━━━━━ Entries ━━━━━

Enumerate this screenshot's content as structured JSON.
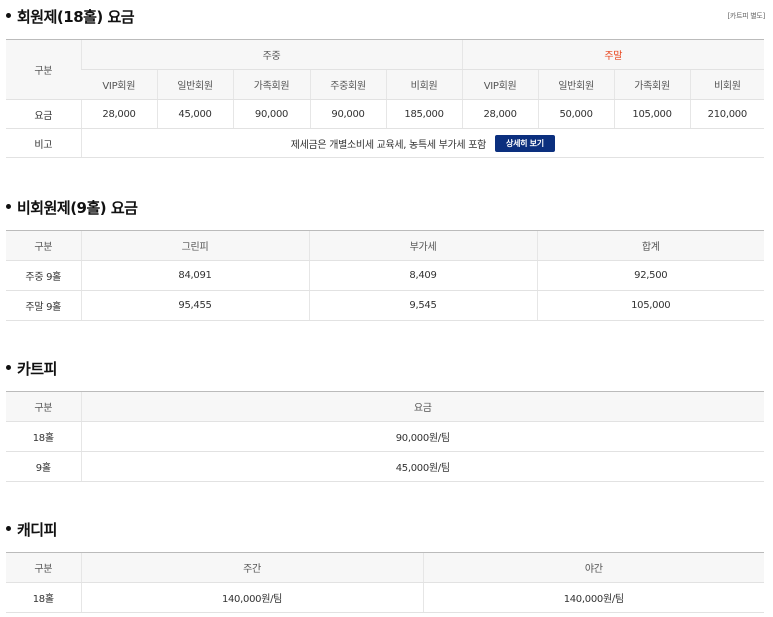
{
  "member": {
    "title": "회원제(18홀) 요금",
    "cart_note": "[카트피 별도]",
    "head_gubun": "구분",
    "weekday_label": "주중",
    "weekend_label": "주말",
    "weekday_cols": [
      "VIP회원",
      "일반회원",
      "가족회원",
      "주중회원",
      "비회원"
    ],
    "weekend_cols": [
      "VIP회원",
      "일반회원",
      "가족회원",
      "비회원"
    ],
    "fee_label": "요금",
    "weekday_fees": [
      "28,000",
      "45,000",
      "90,000",
      "90,000",
      "185,000"
    ],
    "weekend_fees": [
      "28,000",
      "50,000",
      "105,000",
      "210,000"
    ],
    "remark_label": "비고",
    "remark_text": "제세금은 개별소비세 교육세, 농특세 부가세 포함",
    "detail_button": "상세히 보기"
  },
  "nonmember": {
    "title": "비회원제(9홀) 요금",
    "headers": [
      "구분",
      "그린피",
      "부가세",
      "합계"
    ],
    "rows": [
      [
        "주중 9홀",
        "84,091",
        "8,409",
        "92,500"
      ],
      [
        "주말 9홀",
        "95,455",
        "9,545",
        "105,000"
      ]
    ]
  },
  "cart": {
    "title": "카트피",
    "headers": [
      "구분",
      "요금"
    ],
    "rows": [
      [
        "18홀",
        "90,000원/팀"
      ],
      [
        "9홀",
        "45,000원/팀"
      ]
    ]
  },
  "caddie": {
    "title": "캐디피",
    "headers": [
      "구분",
      "주간",
      "야간"
    ],
    "rows": [
      [
        "18홀",
        "140,000원/팀",
        "140,000원/팀"
      ]
    ]
  },
  "colors": {
    "weekend": "#e8431b",
    "button": "#0b2f7e"
  }
}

━━━━━

Where a line of the entries contains the word "title", copy that line.

■ Written reply
    "title": "회원제(18홀) 요금",
    "title": "비회원제(9홀) 요금",
    "title": "카트피",
    "title": "캐디피",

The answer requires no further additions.